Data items
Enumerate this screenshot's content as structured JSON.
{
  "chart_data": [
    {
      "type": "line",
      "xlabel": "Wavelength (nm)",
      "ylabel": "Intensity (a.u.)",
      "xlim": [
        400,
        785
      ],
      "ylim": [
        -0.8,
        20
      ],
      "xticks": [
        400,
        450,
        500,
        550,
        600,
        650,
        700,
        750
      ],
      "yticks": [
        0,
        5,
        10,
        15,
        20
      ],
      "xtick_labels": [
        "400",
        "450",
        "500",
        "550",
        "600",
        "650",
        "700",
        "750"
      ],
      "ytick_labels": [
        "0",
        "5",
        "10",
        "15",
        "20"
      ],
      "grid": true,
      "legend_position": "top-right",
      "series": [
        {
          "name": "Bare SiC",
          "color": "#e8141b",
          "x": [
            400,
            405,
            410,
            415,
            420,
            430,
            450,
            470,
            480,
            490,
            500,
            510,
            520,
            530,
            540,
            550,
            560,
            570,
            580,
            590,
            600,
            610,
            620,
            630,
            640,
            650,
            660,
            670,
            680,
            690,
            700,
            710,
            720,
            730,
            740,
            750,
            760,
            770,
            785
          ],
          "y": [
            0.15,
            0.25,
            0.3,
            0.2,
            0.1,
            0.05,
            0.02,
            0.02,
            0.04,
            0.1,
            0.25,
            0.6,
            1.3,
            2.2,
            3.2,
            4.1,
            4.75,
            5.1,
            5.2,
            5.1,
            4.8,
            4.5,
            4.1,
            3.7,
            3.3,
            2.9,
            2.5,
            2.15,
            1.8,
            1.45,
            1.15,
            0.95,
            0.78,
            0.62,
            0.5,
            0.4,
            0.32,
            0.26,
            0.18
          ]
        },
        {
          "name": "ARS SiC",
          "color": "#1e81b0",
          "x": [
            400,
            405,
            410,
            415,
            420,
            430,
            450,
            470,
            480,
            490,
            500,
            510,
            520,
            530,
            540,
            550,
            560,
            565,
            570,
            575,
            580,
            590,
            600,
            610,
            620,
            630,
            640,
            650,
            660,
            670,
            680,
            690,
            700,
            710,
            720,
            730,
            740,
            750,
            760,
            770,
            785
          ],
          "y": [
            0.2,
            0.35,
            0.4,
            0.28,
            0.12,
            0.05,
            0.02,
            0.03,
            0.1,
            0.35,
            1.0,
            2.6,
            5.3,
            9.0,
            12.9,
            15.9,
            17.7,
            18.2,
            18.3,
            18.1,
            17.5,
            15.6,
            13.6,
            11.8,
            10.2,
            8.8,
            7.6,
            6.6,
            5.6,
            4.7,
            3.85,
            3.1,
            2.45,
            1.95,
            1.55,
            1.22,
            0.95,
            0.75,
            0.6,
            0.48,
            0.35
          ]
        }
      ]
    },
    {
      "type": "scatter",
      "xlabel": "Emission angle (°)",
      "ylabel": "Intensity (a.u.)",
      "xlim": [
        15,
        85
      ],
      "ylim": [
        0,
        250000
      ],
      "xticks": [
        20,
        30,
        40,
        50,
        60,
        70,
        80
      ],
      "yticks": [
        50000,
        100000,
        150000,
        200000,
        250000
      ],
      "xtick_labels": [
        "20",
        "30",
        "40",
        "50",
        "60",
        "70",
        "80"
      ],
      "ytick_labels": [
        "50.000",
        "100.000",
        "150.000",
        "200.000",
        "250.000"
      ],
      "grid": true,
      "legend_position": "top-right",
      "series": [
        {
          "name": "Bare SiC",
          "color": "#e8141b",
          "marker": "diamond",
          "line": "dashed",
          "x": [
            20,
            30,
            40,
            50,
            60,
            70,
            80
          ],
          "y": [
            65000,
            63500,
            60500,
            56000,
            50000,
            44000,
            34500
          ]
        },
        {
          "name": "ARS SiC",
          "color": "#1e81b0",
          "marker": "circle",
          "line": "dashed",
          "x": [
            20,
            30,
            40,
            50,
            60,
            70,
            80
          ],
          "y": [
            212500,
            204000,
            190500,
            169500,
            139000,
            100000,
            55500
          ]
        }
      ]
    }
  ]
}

_Stated exercise_
Go through the data and return every record exactly.

_Solution for this exercise_
Enumerate this screenshot's content as structured JSON.
{
  "chart_data": [
    {
      "type": "line",
      "xlabel": "Wavelength (nm)",
      "ylabel": "Intensity (a.u.)",
      "xlim": [
        400,
        785
      ],
      "ylim": [
        -0.8,
        20
      ],
      "xticks": [
        400,
        450,
        500,
        550,
        600,
        650,
        700,
        750
      ],
      "yticks": [
        0,
        5,
        10,
        15,
        20
      ],
      "xtick_labels": [
        "400",
        "450",
        "500",
        "550",
        "600",
        "650",
        "700",
        "750"
      ],
      "ytick_labels": [
        "0",
        "5",
        "10",
        "15",
        "20"
      ],
      "grid": true,
      "legend_position": "top-right",
      "series": [
        {
          "name": "Bare SiC",
          "color": "#e8141b",
          "x": [
            400,
            405,
            410,
            415,
            420,
            430,
            450,
            470,
            480,
            490,
            500,
            510,
            520,
            530,
            540,
            550,
            560,
            570,
            580,
            590,
            600,
            610,
            620,
            630,
            640,
            650,
            660,
            670,
            680,
            690,
            700,
            710,
            720,
            730,
            740,
            750,
            760,
            770,
            785
          ],
          "y": [
            0.15,
            0.25,
            0.3,
            0.2,
            0.1,
            0.05,
            0.02,
            0.02,
            0.04,
            0.1,
            0.25,
            0.6,
            1.3,
            2.2,
            3.2,
            4.1,
            4.75,
            5.1,
            5.2,
            5.1,
            4.8,
            4.5,
            4.1,
            3.7,
            3.3,
            2.9,
            2.5,
            2.15,
            1.8,
            1.45,
            1.15,
            0.95,
            0.78,
            0.62,
            0.5,
            0.4,
            0.32,
            0.26,
            0.18
          ]
        },
        {
          "name": "ARS SiC",
          "color": "#1e81b0",
          "x": [
            400,
            405,
            410,
            415,
            420,
            430,
            450,
            470,
            480,
            490,
            500,
            510,
            520,
            530,
            540,
            550,
            560,
            565,
            570,
            575,
            580,
            590,
            600,
            610,
            620,
            630,
            640,
            650,
            660,
            670,
            680,
            690,
            700,
            710,
            720,
            730,
            740,
            750,
            760,
            770,
            785
          ],
          "y": [
            0.2,
            0.35,
            0.4,
            0.28,
            0.12,
            0.05,
            0.02,
            0.03,
            0.1,
            0.35,
            1.0,
            2.6,
            5.3,
            9.0,
            12.9,
            15.9,
            17.7,
            18.2,
            18.3,
            18.1,
            17.5,
            15.6,
            13.6,
            11.8,
            10.2,
            8.8,
            7.6,
            6.6,
            5.6,
            4.7,
            3.85,
            3.1,
            2.45,
            1.95,
            1.55,
            1.22,
            0.95,
            0.75,
            0.6,
            0.48,
            0.35
          ]
        }
      ]
    },
    {
      "type": "scatter",
      "xlabel": "Emission angle (°)",
      "ylabel": "Intensity (a.u.)",
      "xlim": [
        15,
        85
      ],
      "ylim": [
        0,
        250000
      ],
      "xticks": [
        20,
        30,
        40,
        50,
        60,
        70,
        80
      ],
      "yticks": [
        50000,
        100000,
        150000,
        200000,
        250000
      ],
      "xtick_labels": [
        "20",
        "30",
        "40",
        "50",
        "60",
        "70",
        "80"
      ],
      "ytick_labels": [
        "50.000",
        "100.000",
        "150.000",
        "200.000",
        "250.000"
      ],
      "grid": true,
      "legend_position": "top-right",
      "series": [
        {
          "name": "Bare SiC",
          "color": "#e8141b",
          "marker": "diamond",
          "line": "dashed",
          "x": [
            20,
            30,
            40,
            50,
            60,
            70,
            80
          ],
          "y": [
            65000,
            63500,
            60500,
            56000,
            50000,
            44000,
            34500
          ]
        },
        {
          "name": "ARS SiC",
          "color": "#1e81b0",
          "marker": "circle",
          "line": "dashed",
          "x": [
            20,
            30,
            40,
            50,
            60,
            70,
            80
          ],
          "y": [
            212500,
            204000,
            190500,
            169500,
            139000,
            100000,
            55500
          ]
        }
      ]
    }
  ]
}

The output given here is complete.